(Dataset items)
┌──

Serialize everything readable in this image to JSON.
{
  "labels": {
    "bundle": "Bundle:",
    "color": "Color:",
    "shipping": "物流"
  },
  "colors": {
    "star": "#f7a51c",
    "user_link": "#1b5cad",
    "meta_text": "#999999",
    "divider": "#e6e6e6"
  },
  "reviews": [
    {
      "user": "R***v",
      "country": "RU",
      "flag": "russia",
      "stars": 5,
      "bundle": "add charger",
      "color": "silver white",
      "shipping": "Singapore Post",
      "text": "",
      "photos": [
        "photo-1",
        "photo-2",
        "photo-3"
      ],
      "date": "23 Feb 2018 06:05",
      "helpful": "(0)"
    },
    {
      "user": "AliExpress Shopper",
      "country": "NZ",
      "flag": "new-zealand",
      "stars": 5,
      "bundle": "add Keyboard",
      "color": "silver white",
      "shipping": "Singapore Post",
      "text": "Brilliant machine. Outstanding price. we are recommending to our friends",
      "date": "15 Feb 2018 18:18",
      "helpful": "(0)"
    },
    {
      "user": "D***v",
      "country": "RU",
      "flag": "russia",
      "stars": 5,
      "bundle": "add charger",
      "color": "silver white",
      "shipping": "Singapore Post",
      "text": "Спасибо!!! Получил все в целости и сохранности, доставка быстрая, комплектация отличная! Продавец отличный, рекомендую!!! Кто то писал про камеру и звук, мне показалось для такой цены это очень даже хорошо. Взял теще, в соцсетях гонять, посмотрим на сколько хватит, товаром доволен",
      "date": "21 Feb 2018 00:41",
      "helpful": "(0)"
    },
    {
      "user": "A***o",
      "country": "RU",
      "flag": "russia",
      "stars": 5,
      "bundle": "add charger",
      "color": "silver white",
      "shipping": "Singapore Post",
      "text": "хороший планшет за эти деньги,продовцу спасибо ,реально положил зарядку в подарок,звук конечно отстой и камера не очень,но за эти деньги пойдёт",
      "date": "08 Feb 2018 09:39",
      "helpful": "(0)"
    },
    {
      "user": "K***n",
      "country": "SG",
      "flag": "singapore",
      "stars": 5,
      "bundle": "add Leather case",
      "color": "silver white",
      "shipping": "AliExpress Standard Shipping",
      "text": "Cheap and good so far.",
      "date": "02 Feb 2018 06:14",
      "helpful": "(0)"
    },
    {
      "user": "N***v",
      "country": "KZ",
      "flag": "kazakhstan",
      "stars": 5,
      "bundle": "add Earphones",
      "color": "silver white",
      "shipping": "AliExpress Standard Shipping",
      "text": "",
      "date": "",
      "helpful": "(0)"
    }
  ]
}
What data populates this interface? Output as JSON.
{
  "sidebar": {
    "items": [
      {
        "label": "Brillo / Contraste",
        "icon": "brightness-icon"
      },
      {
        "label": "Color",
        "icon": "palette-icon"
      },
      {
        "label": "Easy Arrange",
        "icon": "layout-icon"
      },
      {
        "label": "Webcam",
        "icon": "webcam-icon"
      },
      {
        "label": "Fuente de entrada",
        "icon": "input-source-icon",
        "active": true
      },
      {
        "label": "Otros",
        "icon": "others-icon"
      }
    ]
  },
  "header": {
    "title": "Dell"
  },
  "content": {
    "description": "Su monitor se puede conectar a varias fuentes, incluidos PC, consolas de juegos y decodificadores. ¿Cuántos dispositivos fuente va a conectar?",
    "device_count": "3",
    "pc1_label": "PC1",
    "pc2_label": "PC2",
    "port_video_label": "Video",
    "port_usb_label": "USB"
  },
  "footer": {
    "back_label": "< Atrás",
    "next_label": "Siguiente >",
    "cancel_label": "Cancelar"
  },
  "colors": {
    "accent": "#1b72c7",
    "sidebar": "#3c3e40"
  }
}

└──

**Problem to work on**
Write every record out again, unaltered.

**Solution to this task**
Serialize everything readable in this image to JSON.
{
  "labels": {
    "bundle": "Bundle:",
    "color": "Color:",
    "shipping": "物流"
  },
  "colors": {
    "star": "#f7a51c",
    "user_link": "#1b5cad",
    "meta_text": "#999999",
    "divider": "#e6e6e6"
  },
  "reviews": [
    {
      "user": "R***v",
      "country": "RU",
      "flag": "russia",
      "stars": 5,
      "bundle": "add charger",
      "color": "silver white",
      "shipping": "Singapore Post",
      "text": "",
      "photos": [
        "photo-1",
        "photo-2",
        "photo-3"
      ],
      "date": "23 Feb 2018 06:05",
      "helpful": "(0)"
    },
    {
      "user": "AliExpress Shopper",
      "country": "NZ",
      "flag": "new-zealand",
      "stars": 5,
      "bundle": "add Keyboard",
      "color": "silver white",
      "shipping": "Singapore Post",
      "text": "Brilliant machine. Outstanding price. we are recommending to our friends",
      "date": "15 Feb 2018 18:18",
      "helpful": "(0)"
    },
    {
      "user": "D***v",
      "country": "RU",
      "flag": "russia",
      "stars": 5,
      "bundle": "add charger",
      "color": "silver white",
      "shipping": "Singapore Post",
      "text": "Спасибо!!! Получил все в целости и сохранности, доставка быстрая, комплектация отличная! Продавец отличный, рекомендую!!! Кто то писал про камеру и звук, мне показалось для такой цены это очень даже хорошо. Взял теще, в соцсетях гонять, посмотрим на сколько хватит, товаром доволен",
      "date": "21 Feb 2018 00:41",
      "helpful": "(0)"
    },
    {
      "user": "A***o",
      "country": "RU",
      "flag": "russia",
      "stars": 5,
      "bundle": "add charger",
      "color": "silver white",
      "shipping": "Singapore Post",
      "text": "хороший планшет за эти деньги,продовцу спасибо ,реально положил зарядку в подарок,звук конечно отстой и камера не очень,но за эти деньги пойдёт",
      "date": "08 Feb 2018 09:39",
      "helpful": "(0)"
    },
    {
      "user": "K***n",
      "country": "SG",
      "flag": "singapore",
      "stars": 5,
      "bundle": "add Leather case",
      "color": "silver white",
      "shipping": "AliExpress Standard Shipping",
      "text": "Cheap and good so far.",
      "date": "02 Feb 2018 06:14",
      "helpful": "(0)"
    },
    {
      "user": "N***v",
      "country": "KZ",
      "flag": "kazakhstan",
      "stars": 5,
      "bundle": "add Earphones",
      "color": "silver white",
      "shipping": "AliExpress Standard Shipping",
      "text": "",
      "date": "",
      "helpful": "(0)"
    }
  ]
}
What data populates this interface? Output as JSON.
{
  "sidebar": {
    "items": [
      {
        "label": "Brillo / Contraste",
        "icon": "brightness-icon"
      },
      {
        "label": "Color",
        "icon": "palette-icon"
      },
      {
        "label": "Easy Arrange",
        "icon": "layout-icon"
      },
      {
        "label": "Webcam",
        "icon": "webcam-icon"
      },
      {
        "label": "Fuente de entrada",
        "icon": "input-source-icon",
        "active": true
      },
      {
        "label": "Otros",
        "icon": "others-icon"
      }
    ]
  },
  "header": {
    "title": "Dell"
  },
  "content": {
    "description": "Su monitor se puede conectar a varias fuentes, incluidos PC, consolas de juegos y decodificadores. ¿Cuántos dispositivos fuente va a conectar?",
    "device_count": "3",
    "pc1_label": "PC1",
    "pc2_label": "PC2",
    "port_video_label": "Video",
    "port_usb_label": "USB"
  },
  "footer": {
    "back_label": "< Atrás",
    "next_label": "Siguiente >",
    "cancel_label": "Cancelar"
  },
  "colors": {
    "accent": "#1b72c7",
    "sidebar": "#3c3e40"
  }
}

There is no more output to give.